> _Short task_: Reproduce the complete listing without any deviation.

=======

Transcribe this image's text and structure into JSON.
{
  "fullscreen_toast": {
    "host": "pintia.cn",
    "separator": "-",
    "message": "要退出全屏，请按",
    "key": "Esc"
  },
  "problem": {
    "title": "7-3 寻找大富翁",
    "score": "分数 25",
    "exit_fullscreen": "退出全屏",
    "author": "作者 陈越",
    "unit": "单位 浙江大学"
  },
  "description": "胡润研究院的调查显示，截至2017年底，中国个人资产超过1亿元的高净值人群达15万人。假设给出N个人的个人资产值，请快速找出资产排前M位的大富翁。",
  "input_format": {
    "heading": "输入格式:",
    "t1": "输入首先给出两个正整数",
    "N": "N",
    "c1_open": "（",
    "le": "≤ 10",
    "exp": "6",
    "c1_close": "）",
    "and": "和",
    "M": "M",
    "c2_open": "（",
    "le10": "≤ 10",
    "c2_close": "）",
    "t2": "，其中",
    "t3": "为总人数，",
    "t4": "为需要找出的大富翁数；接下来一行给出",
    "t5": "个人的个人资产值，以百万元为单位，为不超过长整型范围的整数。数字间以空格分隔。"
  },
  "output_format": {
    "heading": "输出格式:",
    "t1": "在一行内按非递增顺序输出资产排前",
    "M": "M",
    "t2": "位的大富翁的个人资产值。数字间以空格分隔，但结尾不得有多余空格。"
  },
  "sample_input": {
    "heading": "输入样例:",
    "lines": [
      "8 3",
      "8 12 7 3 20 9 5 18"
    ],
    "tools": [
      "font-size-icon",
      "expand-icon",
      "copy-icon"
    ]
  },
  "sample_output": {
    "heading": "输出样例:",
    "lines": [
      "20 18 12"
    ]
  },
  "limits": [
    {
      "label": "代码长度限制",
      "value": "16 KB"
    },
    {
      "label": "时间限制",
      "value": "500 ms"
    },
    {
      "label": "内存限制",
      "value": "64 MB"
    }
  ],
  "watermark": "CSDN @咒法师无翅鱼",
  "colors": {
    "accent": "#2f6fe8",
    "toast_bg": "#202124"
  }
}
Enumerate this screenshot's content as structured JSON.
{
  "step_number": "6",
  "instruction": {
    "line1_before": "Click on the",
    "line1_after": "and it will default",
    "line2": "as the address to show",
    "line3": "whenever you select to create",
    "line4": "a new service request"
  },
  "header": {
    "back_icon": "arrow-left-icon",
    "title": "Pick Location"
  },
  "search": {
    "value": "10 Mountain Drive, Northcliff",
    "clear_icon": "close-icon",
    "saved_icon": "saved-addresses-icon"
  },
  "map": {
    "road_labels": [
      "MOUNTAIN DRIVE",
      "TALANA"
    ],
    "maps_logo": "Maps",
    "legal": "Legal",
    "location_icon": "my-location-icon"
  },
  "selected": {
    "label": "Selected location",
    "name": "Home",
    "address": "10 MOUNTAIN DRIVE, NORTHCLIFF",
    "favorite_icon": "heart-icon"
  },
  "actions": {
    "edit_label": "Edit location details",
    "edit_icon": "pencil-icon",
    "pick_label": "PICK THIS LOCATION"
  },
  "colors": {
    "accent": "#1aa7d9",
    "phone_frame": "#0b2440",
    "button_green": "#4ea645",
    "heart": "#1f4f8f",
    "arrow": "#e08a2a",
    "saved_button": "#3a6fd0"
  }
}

=======

> _Exercise output_:
Transcribe this image's text and structure into JSON.
{
  "fullscreen_toast": {
    "host": "pintia.cn",
    "separator": "-",
    "message": "要退出全屏，请按",
    "key": "Esc"
  },
  "problem": {
    "title": "7-3 寻找大富翁",
    "score": "分数 25",
    "exit_fullscreen": "退出全屏",
    "author": "作者 陈越",
    "unit": "单位 浙江大学"
  },
  "description": "胡润研究院的调查显示，截至2017年底，中国个人资产超过1亿元的高净值人群达15万人。假设给出N个人的个人资产值，请快速找出资产排前M位的大富翁。",
  "input_format": {
    "heading": "输入格式:",
    "t1": "输入首先给出两个正整数",
    "N": "N",
    "c1_open": "（",
    "le": "≤ 10",
    "exp": "6",
    "c1_close": "）",
    "and": "和",
    "M": "M",
    "c2_open": "（",
    "le10": "≤ 10",
    "c2_close": "）",
    "t2": "，其中",
    "t3": "为总人数，",
    "t4": "为需要找出的大富翁数；接下来一行给出",
    "t5": "个人的个人资产值，以百万元为单位，为不超过长整型范围的整数。数字间以空格分隔。"
  },
  "output_format": {
    "heading": "输出格式:",
    "t1": "在一行内按非递增顺序输出资产排前",
    "M": "M",
    "t2": "位的大富翁的个人资产值。数字间以空格分隔，但结尾不得有多余空格。"
  },
  "sample_input": {
    "heading": "输入样例:",
    "lines": [
      "8 3",
      "8 12 7 3 20 9 5 18"
    ],
    "tools": [
      "font-size-icon",
      "expand-icon",
      "copy-icon"
    ]
  },
  "sample_output": {
    "heading": "输出样例:",
    "lines": [
      "20 18 12"
    ]
  },
  "limits": [
    {
      "label": "代码长度限制",
      "value": "16 KB"
    },
    {
      "label": "时间限制",
      "value": "500 ms"
    },
    {
      "label": "内存限制",
      "value": "64 MB"
    }
  ],
  "watermark": "CSDN @咒法师无翅鱼",
  "colors": {
    "accent": "#2f6fe8",
    "toast_bg": "#202124"
  }
}
Enumerate this screenshot's content as structured JSON.
{
  "step_number": "6",
  "instruction": {
    "line1_before": "Click on the",
    "line1_after": "and it will default",
    "line2": "as the address to show",
    "line3": "whenever you select to create",
    "line4": "a new service request"
  },
  "header": {
    "back_icon": "arrow-left-icon",
    "title": "Pick Location"
  },
  "search": {
    "value": "10 Mountain Drive, Northcliff",
    "clear_icon": "close-icon",
    "saved_icon": "saved-addresses-icon"
  },
  "map": {
    "road_labels": [
      "MOUNTAIN DRIVE",
      "TALANA"
    ],
    "maps_logo": "Maps",
    "legal": "Legal",
    "location_icon": "my-location-icon"
  },
  "selected": {
    "label": "Selected location",
    "name": "Home",
    "address": "10 MOUNTAIN DRIVE, NORTHCLIFF",
    "favorite_icon": "heart-icon"
  },
  "actions": {
    "edit_label": "Edit location details",
    "edit_icon": "pencil-icon",
    "pick_label": "PICK THIS LOCATION"
  },
  "colors": {
    "accent": "#1aa7d9",
    "phone_frame": "#0b2440",
    "button_green": "#4ea645",
    "heart": "#1f4f8f",
    "arrow": "#e08a2a",
    "saved_button": "#3a6fd0"
  }
}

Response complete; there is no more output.